**Instruction:**
All of the data should be repeated exactly; pictures are not part of the copy.

**Data for processing:**
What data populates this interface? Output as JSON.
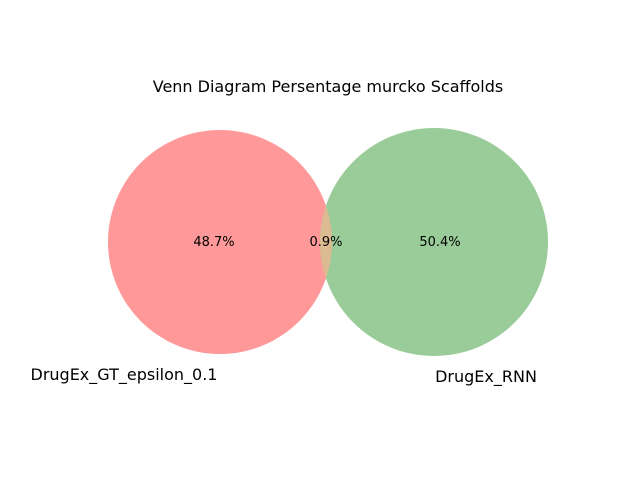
{
  "title": "Venn Diagram Persentage murcko Scaffolds",
  "sets": [
    {
      "name": "DrugEx_GT_epsilon_0.1",
      "color": "#ff9999",
      "only_label": "48.7%"
    },
    {
      "name": "DrugEx_RNN",
      "color": "#99cc99",
      "only_label": "50.4%"
    }
  ],
  "intersection": {
    "label": "0.9%",
    "color": "#dcbb93"
  }
}
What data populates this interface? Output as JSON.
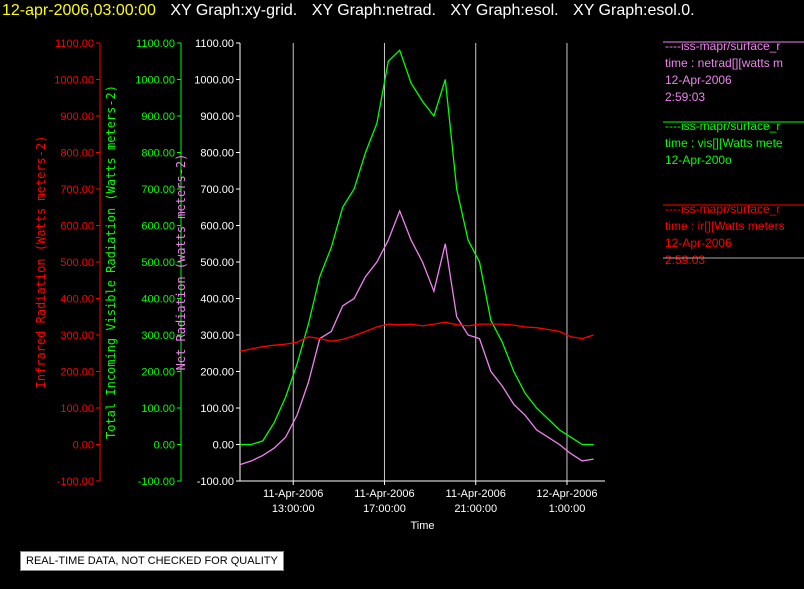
{
  "header": {
    "timestamp": "12-apr-2006,03:00:00",
    "graphs": [
      "XY Graph:xy-grid.",
      "XY Graph:netrad.",
      "XY Graph:esol.",
      "XY Graph:esol.0."
    ]
  },
  "disclaimer": "REAL-TIME DATA, NOT CHECKED FOR QUALITY",
  "colors": {
    "infrared": "#ff0000",
    "visible": "#00ff00",
    "net": "#ee82ee",
    "grid": "#c8c8c8",
    "axis": "#ffffff"
  },
  "chart_data": {
    "type": "line",
    "title": "",
    "xlabel": "Time",
    "x_range": [
      "11-Apr-2006 10:40:00",
      "12-Apr-2006 02:40:00"
    ],
    "x_ticks": [
      {
        "date": "11-Apr-2006",
        "time": "13:00:00"
      },
      {
        "date": "11-Apr-2006",
        "time": "17:00:00"
      },
      {
        "date": "11-Apr-2006",
        "time": "21:00:00"
      },
      {
        "date": "12-Apr-2006",
        "time": "1:00:00"
      }
    ],
    "y_axes": [
      {
        "id": "infrared",
        "label": "Infrared Radiation (Watts meters-2)",
        "range": [
          -100,
          1100
        ]
      },
      {
        "id": "visible",
        "label": "Total Incoming Visible Radiation (Watts meters-2)",
        "range": [
          -100,
          1100
        ]
      },
      {
        "id": "net",
        "label": "Net Radiation (watts meters-2)",
        "range": [
          -100,
          1100
        ]
      }
    ],
    "y_ticks": [
      "-100.00",
      "0.00",
      "100.00",
      "200.00",
      "300.00",
      "400.00",
      "500.00",
      "600.00",
      "700.00",
      "800.00",
      "900.00",
      "1000.00",
      "1100.00"
    ],
    "grid": "vertical",
    "x_hours": [
      0,
      0.5,
      1,
      1.5,
      2,
      2.5,
      3,
      3.5,
      4,
      4.5,
      5,
      5.5,
      6,
      6.5,
      7,
      7.5,
      8,
      8.5,
      9,
      9.5,
      10,
      10.5,
      11,
      11.5,
      12,
      12.5,
      13,
      13.5,
      14,
      14.5,
      15,
      15.5
    ],
    "series": [
      {
        "id": "visible",
        "values": [
          0,
          0,
          10,
          60,
          130,
          220,
          330,
          460,
          540,
          650,
          700,
          800,
          880,
          1050,
          1080,
          990,
          940,
          900,
          1000,
          700,
          560,
          500,
          340,
          280,
          200,
          140,
          100,
          70,
          40,
          20,
          0,
          0
        ]
      },
      {
        "id": "net",
        "values": [
          -55,
          -45,
          -30,
          -10,
          20,
          80,
          170,
          290,
          310,
          380,
          400,
          460,
          500,
          560,
          640,
          560,
          500,
          420,
          550,
          350,
          300,
          290,
          200,
          160,
          110,
          80,
          40,
          20,
          0,
          -25,
          -45,
          -40
        ]
      },
      {
        "id": "infrared",
        "values": [
          255,
          262,
          268,
          272,
          275,
          280,
          295,
          290,
          283,
          288,
          298,
          310,
          322,
          330,
          328,
          330,
          325,
          330,
          335,
          328,
          325,
          330,
          330,
          330,
          327,
          322,
          320,
          315,
          310,
          295,
          290,
          300
        ]
      }
    ],
    "legend": {
      "placement": "right",
      "entries": [
        {
          "series": "net",
          "lines": [
            "----iss-mapr/surface_r",
            "time : netrad[][watts m",
            "12-Apr-2006",
            "2:59:03"
          ]
        },
        {
          "series": "visible",
          "lines": [
            "----iss-mapr/surface_r",
            "time : vis[][Watts mete",
            "12-Apr-200o"
          ]
        },
        {
          "series": "infrared",
          "lines": [
            "----iss-mapr/surface_r",
            "time : ir[][Watts meters",
            "12-Apr-2006",
            "2:59:03"
          ]
        }
      ]
    }
  }
}
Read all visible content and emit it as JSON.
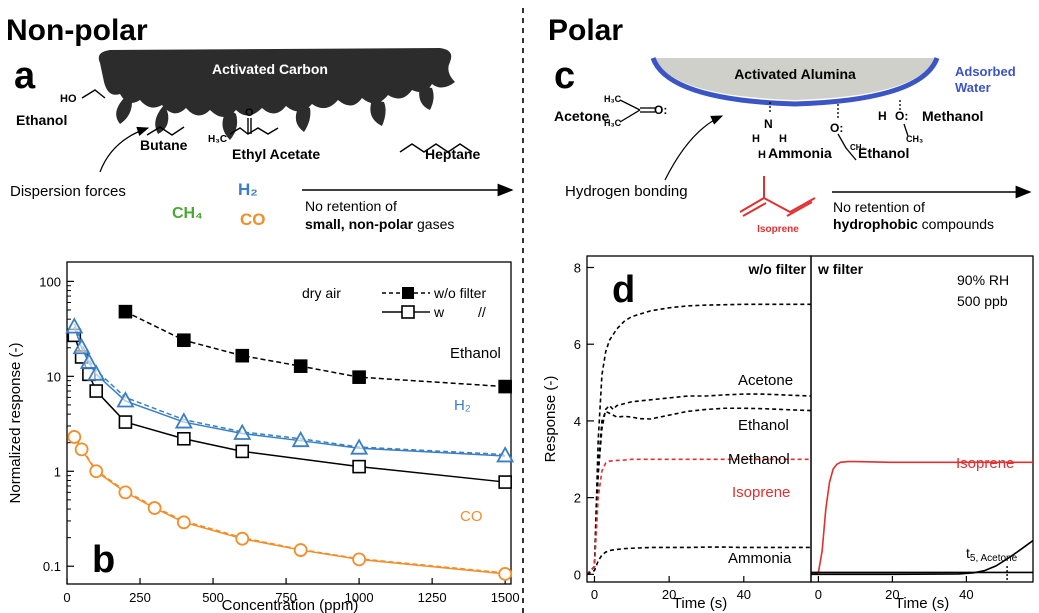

**Output for this exercise:**
What data populates this interface? Output as JSON.
{
  "title": "Venn Diagram Persentage murcko Scaffolds",
  "sets": [
    {
      "name": "DrugEx_GT_epsilon_0.1",
      "color": "#ff9999",
      "only_label": "48.7%"
    },
    {
      "name": "DrugEx_RNN",
      "color": "#99cc99",
      "only_label": "50.4%"
    }
  ],
  "intersection": {
    "label": "0.9%",
    "color": "#dcbb93"
  }
}
What data populates this interface? Output as JSON.
{
  "header": {
    "timestamp": "12-apr-2006,03:00:00",
    "graphs": [
      "XY Graph:xy-grid.",
      "XY Graph:netrad.",
      "XY Graph:esol.",
      "XY Graph:esol.0."
    ]
  },
  "disclaimer": "REAL-TIME DATA, NOT CHECKED FOR QUALITY",
  "colors": {
    "infrared": "#ff0000",
    "visible": "#00ff00",
    "net": "#ee82ee",
    "grid": "#c8c8c8",
    "axis": "#ffffff"
  },
  "chart_data": {
    "type": "line",
    "title": "",
    "xlabel": "Time",
    "x_range": [
      "11-Apr-2006 10:40:00",
      "12-Apr-2006 02:40:00"
    ],
    "x_ticks": [
      {
        "date": "11-Apr-2006",
        "time": "13:00:00"
      },
      {
        "date": "11-Apr-2006",
        "time": "17:00:00"
      },
      {
        "date": "11-Apr-2006",
        "time": "21:00:00"
      },
      {
        "date": "12-Apr-2006",
        "time": "1:00:00"
      }
    ],
    "y_axes": [
      {
        "id": "infrared",
        "label": "Infrared Radiation (Watts meters-2)",
        "range": [
          -100,
          1100
        ]
      },
      {
        "id": "visible",
        "label": "Total Incoming Visible Radiation (Watts meters-2)",
        "range": [
          -100,
          1100
        ]
      },
      {
        "id": "net",
        "label": "Net Radiation (watts meters-2)",
        "range": [
          -100,
          1100
        ]
      }
    ],
    "y_ticks": [
      "-100.00",
      "0.00",
      "100.00",
      "200.00",
      "300.00",
      "400.00",
      "500.00",
      "600.00",
      "700.00",
      "800.00",
      "900.00",
      "1000.00",
      "1100.00"
    ],
    "grid": "vertical",
    "x_hours": [
      0,
      0.5,
      1,
      1.5,
      2,
      2.5,
      3,
      3.5,
      4,
      4.5,
      5,
      5.5,
      6,
      6.5,
      7,
      7.5,
      8,
      8.5,
      9,
      9.5,
      10,
      10.5,
      11,
      11.5,
      12,
      12.5,
      13,
      13.5,
      14,
      14.5,
      15,
      15.5
    ],
    "series": [
      {
        "id": "visible",
        "values": [
          0,
          0,
          10,
          60,
          130,
          220,
          330,
          460,
          540,
          650,
          700,
          800,
          880,
          1050,
          1080,
          990,
          940,
          900,
          1000,
          700,
          560,
          500,
          340,
          280,
          200,
          140,
          100,
          70,
          40,
          20,
          0,
          0
        ]
      },
      {
        "id": "net",
        "values": [
          -55,
          -45,
          -30,
          -10,
          20,
          80,
          170,
          290,
          310,
          380,
          400,
          460,
          500,
          560,
          640,
          560,
          500,
          420,
          550,
          350,
          300,
          290,
          200,
          160,
          110,
          80,
          40,
          20,
          0,
          -25,
          -45,
          -40
        ]
      },
      {
        "id": "infrared",
        "values": [
          255,
          262,
          268,
          272,
          275,
          280,
          295,
          290,
          283,
          288,
          298,
          310,
          322,
          330,
          328,
          330,
          325,
          330,
          335,
          328,
          325,
          330,
          330,
          330,
          327,
          322,
          320,
          315,
          310,
          295,
          290,
          300
        ]
      }
    ],
    "legend": {
      "placement": "right",
      "entries": [
        {
          "series": "net",
          "lines": [
            "----iss-mapr/surface_r",
            "time : netrad[][watts m",
            "12-Apr-2006",
            "2:59:03"
          ]
        },
        {
          "series": "visible",
          "lines": [
            "----iss-mapr/surface_r",
            "time : vis[][Watts mete",
            "12-Apr-200o"
          ]
        },
        {
          "series": "infrared",
          "lines": [
            "----iss-mapr/surface_r",
            "time : ir[][Watts meters",
            "12-Apr-2006",
            "2:59:03"
          ]
        }
      ]
    }
  }
}
Read all visible content and emit it as JSON.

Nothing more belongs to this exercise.